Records

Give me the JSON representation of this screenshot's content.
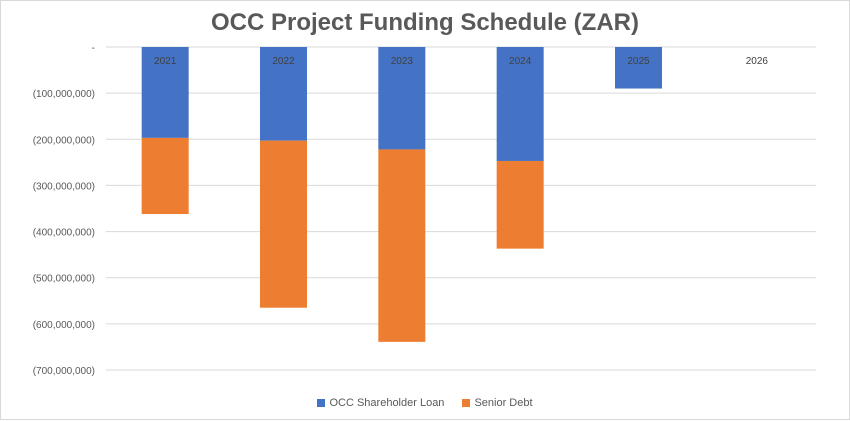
{
  "chart_data": {
    "type": "bar",
    "stacked": true,
    "title": "OCC Project Funding Schedule (ZAR)",
    "xlabel": "",
    "ylabel": "",
    "categories": [
      "2021",
      "2022",
      "2023",
      "2024",
      "2025",
      "2026"
    ],
    "ylim": [
      -700000000,
      0
    ],
    "yticks": [
      0,
      -100000000,
      -200000000,
      -300000000,
      -400000000,
      -500000000,
      -600000000,
      -700000000
    ],
    "ytick_labels": [
      "-",
      "(100,000,000)",
      "(200,000,000)",
      "(300,000,000)",
      "(400,000,000)",
      "(500,000,000)",
      "(600,000,000)",
      "(700,000,000)"
    ],
    "grid": true,
    "legend_position": "bottom",
    "series": [
      {
        "name": "OCC Shareholder Loan",
        "color": "#4472C4",
        "values": [
          -197000000,
          -203000000,
          -222000000,
          -247000000,
          -90000000,
          0
        ]
      },
      {
        "name": "Senior Debt",
        "color": "#ED7D31",
        "values": [
          -165000000,
          -362000000,
          -417000000,
          -190000000,
          0,
          0
        ]
      }
    ]
  }
}
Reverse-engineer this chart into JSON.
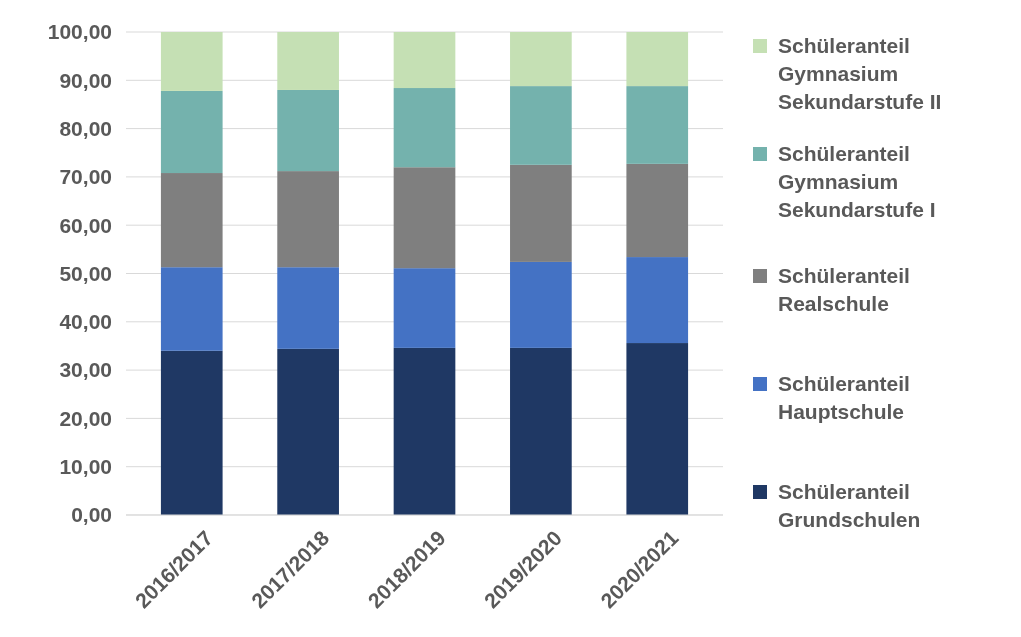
{
  "chart_data": {
    "type": "bar",
    "stacked": true,
    "categories": [
      "2016/2017",
      "2017/2018",
      "2018/2019",
      "2019/2020",
      "2020/2021"
    ],
    "series": [
      {
        "name": "Schüleranteil Grundschulen",
        "color": "#1f3864",
        "values": [
          34.0,
          34.4,
          34.6,
          34.6,
          35.6
        ]
      },
      {
        "name": "Schüleranteil Hauptschule",
        "color": "#4472c4",
        "values": [
          17.3,
          16.9,
          16.5,
          17.8,
          17.8
        ]
      },
      {
        "name": "Schüleranteil Realschule",
        "color": "#7f7f7f",
        "values": [
          19.5,
          19.9,
          20.9,
          20.1,
          19.3
        ]
      },
      {
        "name": "Schüleranteil Gymnasium Sekundarstufe I",
        "color": "#74b2ad",
        "values": [
          17.0,
          16.8,
          16.4,
          16.3,
          16.1
        ]
      },
      {
        "name": "Schüleranteil Gymnasium Sekundarstufe II",
        "color": "#c5e0b4",
        "values": [
          12.2,
          12.0,
          11.6,
          11.2,
          11.2
        ]
      }
    ],
    "ylim": [
      0,
      100
    ],
    "yticks": [
      {
        "value": 0,
        "label": "0,00"
      },
      {
        "value": 10,
        "label": "10,00"
      },
      {
        "value": 20,
        "label": "20,00"
      },
      {
        "value": 30,
        "label": "30,00"
      },
      {
        "value": 40,
        "label": "40,00"
      },
      {
        "value": 50,
        "label": "50,00"
      },
      {
        "value": 60,
        "label": "60,00"
      },
      {
        "value": 70,
        "label": "70,00"
      },
      {
        "value": 80,
        "label": "80,00"
      },
      {
        "value": 90,
        "label": "90,00"
      },
      {
        "value": 100,
        "label": "100,00"
      }
    ],
    "grid": "y",
    "legend": "right"
  }
}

• [EXERCISE TASK]
Write every entry out again exactly, dropping the pictures.

• [TASK SOLUTION]
Give me the JSON representation of this screenshot's content.
{
  "chart_data": {
    "type": "bar",
    "stacked": true,
    "title": "OCC Project Funding Schedule (ZAR)",
    "xlabel": "",
    "ylabel": "",
    "categories": [
      "2021",
      "2022",
      "2023",
      "2024",
      "2025",
      "2026"
    ],
    "ylim": [
      -700000000,
      0
    ],
    "yticks": [
      0,
      -100000000,
      -200000000,
      -300000000,
      -400000000,
      -500000000,
      -600000000,
      -700000000
    ],
    "ytick_labels": [
      "-",
      "(100,000,000)",
      "(200,000,000)",
      "(300,000,000)",
      "(400,000,000)",
      "(500,000,000)",
      "(600,000,000)",
      "(700,000,000)"
    ],
    "grid": true,
    "legend_position": "bottom",
    "series": [
      {
        "name": "OCC Shareholder Loan",
        "color": "#4472C4",
        "values": [
          -197000000,
          -203000000,
          -222000000,
          -247000000,
          -90000000,
          0
        ]
      },
      {
        "name": "Senior Debt",
        "color": "#ED7D31",
        "values": [
          -165000000,
          -362000000,
          -417000000,
          -190000000,
          0,
          0
        ]
      }
    ]
  }
}
Reverse-engineer this chart into JSON.
{
  "chart_data": {
    "type": "bar",
    "stacked": true,
    "categories": [
      "2016/2017",
      "2017/2018",
      "2018/2019",
      "2019/2020",
      "2020/2021"
    ],
    "series": [
      {
        "name": "Schüleranteil Grundschulen",
        "color": "#1f3864",
        "values": [
          34.0,
          34.4,
          34.6,
          34.6,
          35.6
        ]
      },
      {
        "name": "Schüleranteil Hauptschule",
        "color": "#4472c4",
        "values": [
          17.3,
          16.9,
          16.5,
          17.8,
          17.8
        ]
      },
      {
        "name": "Schüleranteil Realschule",
        "color": "#7f7f7f",
        "values": [
          19.5,
          19.9,
          20.9,
          20.1,
          19.3
        ]
      },
      {
        "name": "Schüleranteil Gymnasium Sekundarstufe I",
        "color": "#74b2ad",
        "values": [
          17.0,
          16.8,
          16.4,
          16.3,
          16.1
        ]
      },
      {
        "name": "Schüleranteil Gymnasium Sekundarstufe II",
        "color": "#c5e0b4",
        "values": [
          12.2,
          12.0,
          11.6,
          11.2,
          11.2
        ]
      }
    ],
    "ylim": [
      0,
      100
    ],
    "yticks": [
      {
        "value": 0,
        "label": "0,00"
      },
      {
        "value": 10,
        "label": "10,00"
      },
      {
        "value": 20,
        "label": "20,00"
      },
      {
        "value": 30,
        "label": "30,00"
      },
      {
        "value": 40,
        "label": "40,00"
      },
      {
        "value": 50,
        "label": "50,00"
      },
      {
        "value": 60,
        "label": "60,00"
      },
      {
        "value": 70,
        "label": "70,00"
      },
      {
        "value": 80,
        "label": "80,00"
      },
      {
        "value": 90,
        "label": "90,00"
      },
      {
        "value": 100,
        "label": "100,00"
      }
    ],
    "grid": "y",
    "legend": "right"
  }
}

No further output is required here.